━━━━━ Exercise input ━━━━━

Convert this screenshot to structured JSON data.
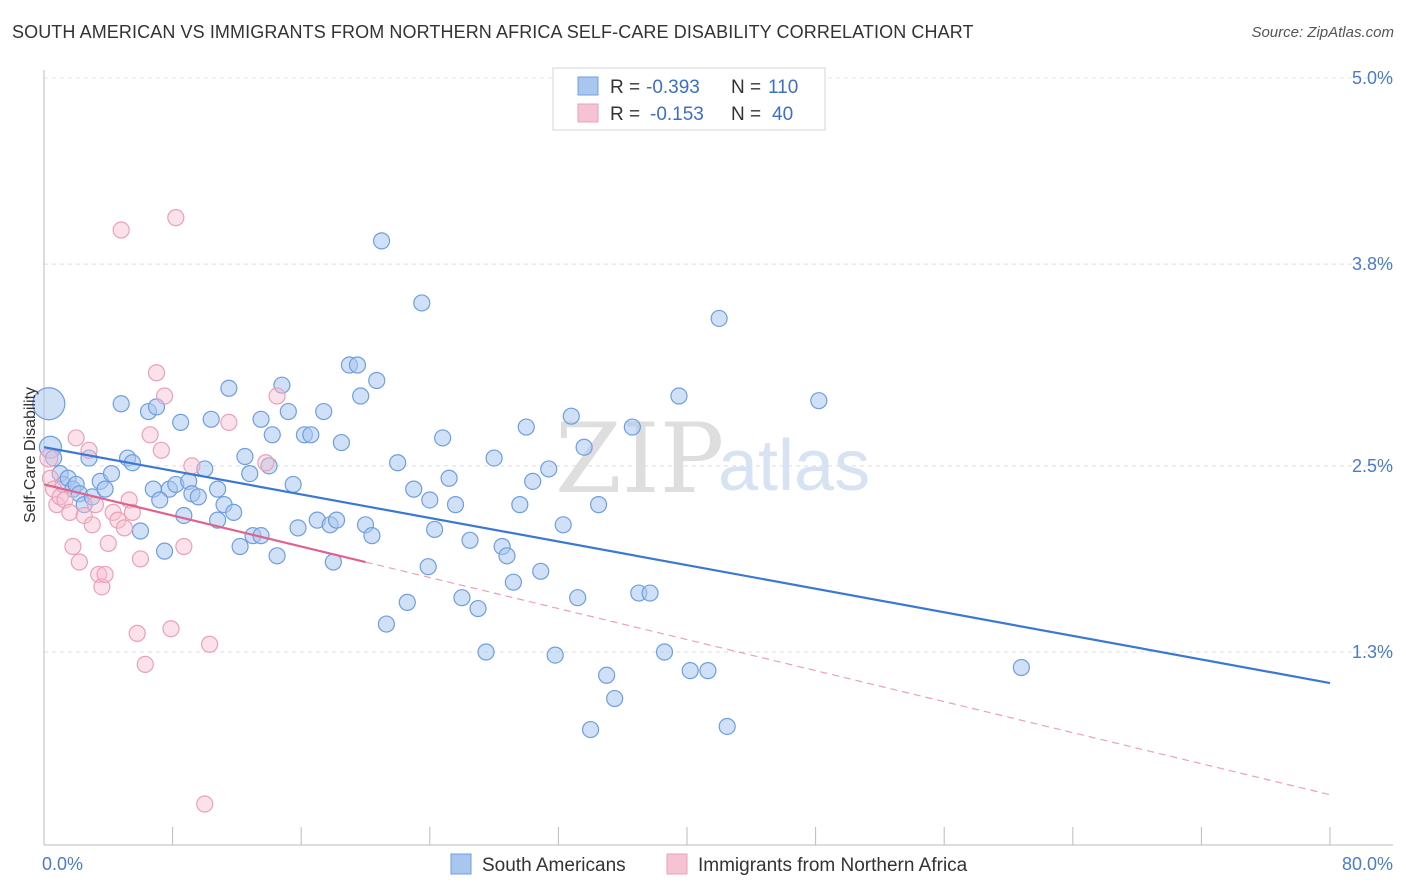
{
  "header": {
    "title": "SOUTH AMERICAN VS IMMIGRANTS FROM NORTHERN AFRICA SELF-CARE DISABILITY CORRELATION CHART",
    "source": "Source: ZipAtlas.com"
  },
  "watermark": {
    "zip": "ZIP",
    "atlas": "atlas"
  },
  "legend": {
    "rows": [
      {
        "r_label": "R =",
        "r_value": "-0.393",
        "n_label": "N =",
        "n_value": "110",
        "color": "#8db4e8"
      },
      {
        "r_label": "R =",
        "r_value": "-0.153",
        "n_label": "N =",
        "n_value": "40",
        "color": "#f4a9c0"
      }
    ]
  },
  "chart_data": {
    "type": "scatter",
    "ylabel": "Self-Care Disability",
    "xlim": [
      0,
      80
    ],
    "ylim": [
      0.0,
      5.3
    ],
    "x_tick_labels": [
      "0.0%",
      "80.0%"
    ],
    "y_ticks": [
      {
        "value": 1.3,
        "label": "1.3%"
      },
      {
        "value": 2.5,
        "label": "2.5%"
      },
      {
        "value": 3.8,
        "label": "3.8%"
      },
      {
        "value": 5.0,
        "label": "5.0%"
      }
    ],
    "grid": true,
    "colors": {
      "blue": "#3a78d4",
      "blue_fill": "#a9c6ee",
      "pink": "#e0628f",
      "pink_fill": "#f6bfd0"
    },
    "series": [
      {
        "name": "South Americans",
        "trend": {
          "x": [
            0,
            80
          ],
          "y": [
            2.62,
            1.1
          ]
        },
        "points": [
          [
            0.3,
            2.9,
            16
          ],
          [
            0.4,
            2.62,
            11
          ],
          [
            0.6,
            2.55,
            8
          ],
          [
            1.0,
            2.45,
            8
          ],
          [
            1.2,
            2.38,
            8
          ],
          [
            1.5,
            2.42,
            8
          ],
          [
            1.8,
            2.35,
            8
          ],
          [
            2.0,
            2.38,
            8
          ],
          [
            2.2,
            2.32,
            8
          ],
          [
            2.5,
            2.25,
            8
          ],
          [
            2.8,
            2.55,
            8
          ],
          [
            3.0,
            2.3,
            8
          ],
          [
            3.5,
            2.4,
            8
          ],
          [
            3.8,
            2.35,
            8
          ],
          [
            4.2,
            2.45,
            8
          ],
          [
            4.8,
            2.9,
            8
          ],
          [
            5.2,
            2.55,
            8
          ],
          [
            5.5,
            2.52,
            8
          ],
          [
            6.0,
            2.08,
            8
          ],
          [
            6.5,
            2.85,
            8
          ],
          [
            6.8,
            2.35,
            8
          ],
          [
            7.0,
            2.88,
            8
          ],
          [
            7.5,
            1.95,
            8
          ],
          [
            7.8,
            2.35,
            8
          ],
          [
            8.2,
            2.38,
            8
          ],
          [
            8.5,
            2.78,
            8
          ],
          [
            8.7,
            2.18,
            8
          ],
          [
            9.0,
            2.4,
            8
          ],
          [
            9.2,
            2.32,
            8
          ],
          [
            9.6,
            2.3,
            8
          ],
          [
            10.0,
            2.48,
            8
          ],
          [
            10.4,
            2.8,
            8
          ],
          [
            10.8,
            2.35,
            8
          ],
          [
            11.2,
            2.25,
            8
          ],
          [
            11.5,
            3.0,
            8
          ],
          [
            11.8,
            2.2,
            8
          ],
          [
            12.2,
            1.98,
            8
          ],
          [
            12.5,
            2.56,
            8
          ],
          [
            12.8,
            2.45,
            8
          ],
          [
            13.0,
            2.05,
            8
          ],
          [
            13.5,
            2.8,
            8
          ],
          [
            14.0,
            2.5,
            8
          ],
          [
            14.2,
            2.7,
            8
          ],
          [
            14.5,
            1.92,
            8
          ],
          [
            14.8,
            3.02,
            8
          ],
          [
            15.2,
            2.85,
            8
          ],
          [
            15.5,
            2.38,
            8
          ],
          [
            15.8,
            2.1,
            8
          ],
          [
            16.2,
            2.7,
            8
          ],
          [
            16.6,
            2.7,
            8
          ],
          [
            17.0,
            2.15,
            8
          ],
          [
            17.4,
            2.85,
            8
          ],
          [
            17.8,
            2.12,
            8
          ],
          [
            18.0,
            1.88,
            8
          ],
          [
            18.2,
            2.15,
            8
          ],
          [
            18.5,
            2.65,
            8
          ],
          [
            19.0,
            3.15,
            8
          ],
          [
            19.5,
            3.15,
            8
          ],
          [
            20.0,
            2.12,
            8
          ],
          [
            20.4,
            2.05,
            8
          ],
          [
            20.7,
            3.05,
            8
          ],
          [
            21.0,
            3.95,
            8
          ],
          [
            21.3,
            1.48,
            8
          ],
          [
            22.0,
            2.52,
            8
          ],
          [
            22.6,
            1.62,
            8
          ],
          [
            23.0,
            2.35,
            8
          ],
          [
            23.5,
            3.55,
            8
          ],
          [
            23.9,
            1.85,
            8
          ],
          [
            24.3,
            2.09,
            8
          ],
          [
            24.8,
            2.68,
            8
          ],
          [
            25.2,
            2.42,
            8
          ],
          [
            25.6,
            2.25,
            8
          ],
          [
            26.0,
            1.65,
            8
          ],
          [
            26.5,
            2.02,
            8
          ],
          [
            27.0,
            1.58,
            8
          ],
          [
            27.5,
            1.3,
            8
          ],
          [
            28.0,
            2.55,
            8
          ],
          [
            28.5,
            1.98,
            8
          ],
          [
            28.8,
            1.92,
            8
          ],
          [
            29.2,
            1.75,
            8
          ],
          [
            29.6,
            2.25,
            8
          ],
          [
            30.0,
            2.75,
            8
          ],
          [
            30.4,
            2.4,
            8
          ],
          [
            30.9,
            1.82,
            8
          ],
          [
            31.4,
            2.48,
            8
          ],
          [
            31.8,
            1.28,
            8
          ],
          [
            32.3,
            2.12,
            8
          ],
          [
            32.8,
            2.82,
            8
          ],
          [
            33.2,
            1.65,
            8
          ],
          [
            33.6,
            2.62,
            8
          ],
          [
            34.0,
            0.8,
            8
          ],
          [
            34.5,
            2.25,
            8
          ],
          [
            35.0,
            1.15,
            8
          ],
          [
            35.5,
            1.0,
            8
          ],
          [
            36.6,
            2.75,
            8
          ],
          [
            37.0,
            1.68,
            8
          ],
          [
            37.7,
            1.68,
            8
          ],
          [
            38.6,
            1.3,
            8
          ],
          [
            39.5,
            2.95,
            8
          ],
          [
            40.2,
            1.18,
            8
          ],
          [
            41.3,
            1.18,
            8
          ],
          [
            42.0,
            3.45,
            8
          ],
          [
            42.5,
            0.82,
            8
          ],
          [
            48.2,
            2.92,
            8
          ],
          [
            60.8,
            1.2,
            8
          ],
          [
            19.7,
            2.95,
            8
          ],
          [
            13.5,
            2.05,
            8
          ],
          [
            7.2,
            2.28,
            8
          ],
          [
            10.8,
            2.15,
            8
          ],
          [
            24.0,
            2.28,
            8
          ]
        ]
      },
      {
        "name": "Immigrants from Northern Africa",
        "trend": {
          "x": [
            0,
            20
          ],
          "y": [
            2.38,
            1.88
          ]
        },
        "trend_ext": {
          "x": [
            20,
            80
          ],
          "y": [
            1.88,
            0.38
          ]
        },
        "points": [
          [
            0.3,
            2.55,
            9
          ],
          [
            0.4,
            2.42,
            8
          ],
          [
            0.6,
            2.35,
            8
          ],
          [
            0.8,
            2.25,
            8
          ],
          [
            1.0,
            2.3,
            8
          ],
          [
            1.3,
            2.28,
            8
          ],
          [
            1.6,
            2.2,
            8
          ],
          [
            1.8,
            1.98,
            8
          ],
          [
            2.0,
            2.68,
            8
          ],
          [
            2.2,
            1.88,
            8
          ],
          [
            2.5,
            2.18,
            8
          ],
          [
            2.8,
            2.6,
            8
          ],
          [
            3.0,
            2.12,
            8
          ],
          [
            3.2,
            2.25,
            8
          ],
          [
            3.4,
            1.8,
            8
          ],
          [
            3.6,
            1.72,
            8
          ],
          [
            3.8,
            1.8,
            8
          ],
          [
            4.0,
            2.0,
            8
          ],
          [
            4.3,
            2.2,
            8
          ],
          [
            4.8,
            4.02,
            8
          ],
          [
            4.6,
            2.15,
            8
          ],
          [
            5.0,
            2.1,
            8
          ],
          [
            5.3,
            2.28,
            8
          ],
          [
            5.5,
            2.2,
            8
          ],
          [
            5.8,
            1.42,
            8
          ],
          [
            6.0,
            1.9,
            8
          ],
          [
            6.3,
            1.22,
            8
          ],
          [
            6.6,
            2.7,
            8
          ],
          [
            7.0,
            3.1,
            8
          ],
          [
            7.3,
            2.6,
            8
          ],
          [
            7.5,
            2.95,
            8
          ],
          [
            7.9,
            1.45,
            8
          ],
          [
            8.2,
            4.1,
            8
          ],
          [
            8.7,
            1.98,
            8
          ],
          [
            9.2,
            2.5,
            8
          ],
          [
            10.0,
            0.32,
            8
          ],
          [
            10.3,
            1.35,
            8
          ],
          [
            11.5,
            2.78,
            8
          ],
          [
            13.8,
            2.52,
            8
          ],
          [
            14.5,
            2.95,
            8
          ]
        ]
      }
    ]
  },
  "bottom_legend": {
    "items": [
      {
        "label": "South Americans",
        "color": "#a9c6ee",
        "stroke": "#6f9ee0"
      },
      {
        "label": "Immigrants from Northern Africa",
        "color": "#f6c3d3",
        "stroke": "#eba0b8"
      }
    ]
  }
}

━━━━━

Pick out each line containing "name" and report it.

-- Reply --
        "name": "South Americans",
        "name": "Immigrants from Northern Africa",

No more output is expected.